__EXERCISE MATERIAL__.
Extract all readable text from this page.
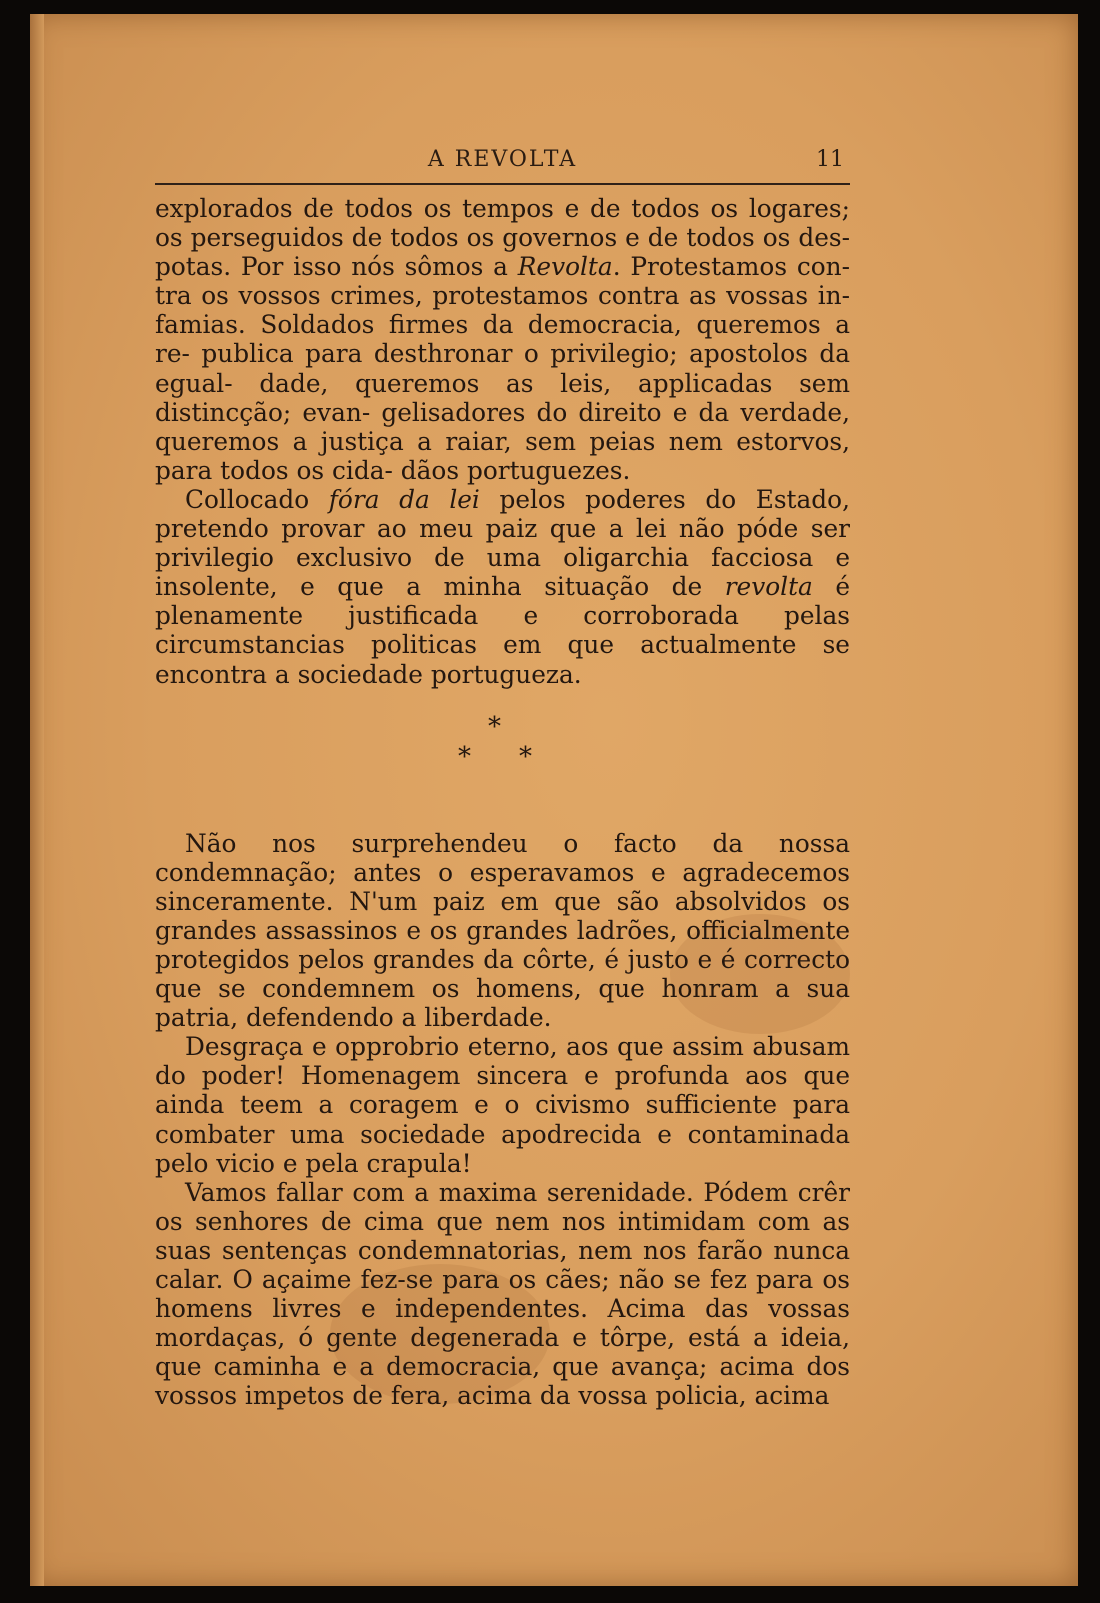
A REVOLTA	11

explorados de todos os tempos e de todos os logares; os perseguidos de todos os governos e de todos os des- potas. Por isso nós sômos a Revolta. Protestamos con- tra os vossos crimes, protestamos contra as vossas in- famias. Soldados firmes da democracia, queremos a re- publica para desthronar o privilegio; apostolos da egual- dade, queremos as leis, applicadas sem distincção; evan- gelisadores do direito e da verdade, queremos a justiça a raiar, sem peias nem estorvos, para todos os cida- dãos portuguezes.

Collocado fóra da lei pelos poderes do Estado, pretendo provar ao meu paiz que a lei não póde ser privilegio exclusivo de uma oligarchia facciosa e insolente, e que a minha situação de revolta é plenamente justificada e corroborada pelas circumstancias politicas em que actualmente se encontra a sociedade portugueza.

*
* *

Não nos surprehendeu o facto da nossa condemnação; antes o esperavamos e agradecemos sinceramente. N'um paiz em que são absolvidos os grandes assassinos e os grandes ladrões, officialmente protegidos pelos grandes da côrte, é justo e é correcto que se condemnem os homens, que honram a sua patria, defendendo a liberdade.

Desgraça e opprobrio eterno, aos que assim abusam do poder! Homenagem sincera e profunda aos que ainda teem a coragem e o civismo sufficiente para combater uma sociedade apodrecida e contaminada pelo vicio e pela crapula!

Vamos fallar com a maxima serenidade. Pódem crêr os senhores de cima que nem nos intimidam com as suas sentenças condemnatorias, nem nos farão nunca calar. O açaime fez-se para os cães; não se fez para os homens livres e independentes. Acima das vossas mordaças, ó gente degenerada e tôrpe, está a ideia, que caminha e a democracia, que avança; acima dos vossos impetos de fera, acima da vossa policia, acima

__GOAL OF THE EXERCISE__.
What you return should match the records above word for word, minus the pictures.

__RESPONSE TO THIS EXERCISE__.
Extract all readable text from this page.
A REVOLTA	11

explorados de todos os tempos e de todos os logares; os perseguidos de todos os governos e de todos os des- potas. Por isso nós sômos a Revolta. Protestamos con- tra os vossos crimes, protestamos contra as vossas in- famias. Soldados firmes da democracia, queremos a re- publica para desthronar o privilegio; apostolos da egual- dade, queremos as leis, applicadas sem distincção; evan- gelisadores do direito e da verdade, queremos a justiça a raiar, sem peias nem estorvos, para todos os cida- dãos portuguezes.

Collocado fóra da lei pelos poderes do Estado, pretendo provar ao meu paiz que a lei não póde ser privilegio exclusivo de uma oligarchia facciosa e insolente, e que a minha situação de revolta é plenamente justificada e corroborada pelas circumstancias politicas em que actualmente se encontra a sociedade portugueza.

*
* *

Não nos surprehendeu o facto da nossa condemnação; antes o esperavamos e agradecemos sinceramente. N'um paiz em que são absolvidos os grandes assassinos e os grandes ladrões, officialmente protegidos pelos grandes da côrte, é justo e é correcto que se condemnem os homens, que honram a sua patria, defendendo a liberdade.

Desgraça e opprobrio eterno, aos que assim abusam do poder! Homenagem sincera e profunda aos que ainda teem a coragem e o civismo sufficiente para combater uma sociedade apodrecida e contaminada pelo vicio e pela crapula!

Vamos fallar com a maxima serenidade. Pódem crêr os senhores de cima que nem nos intimidam com as suas sentenças condemnatorias, nem nos farão nunca calar. O açaime fez-se para os cães; não se fez para os homens livres e independentes. Acima das vossas mordaças, ó gente degenerada e tôrpe, está a ideia, que caminha e a democracia, que avança; acima dos vossos impetos de fera, acima da vossa policia, acima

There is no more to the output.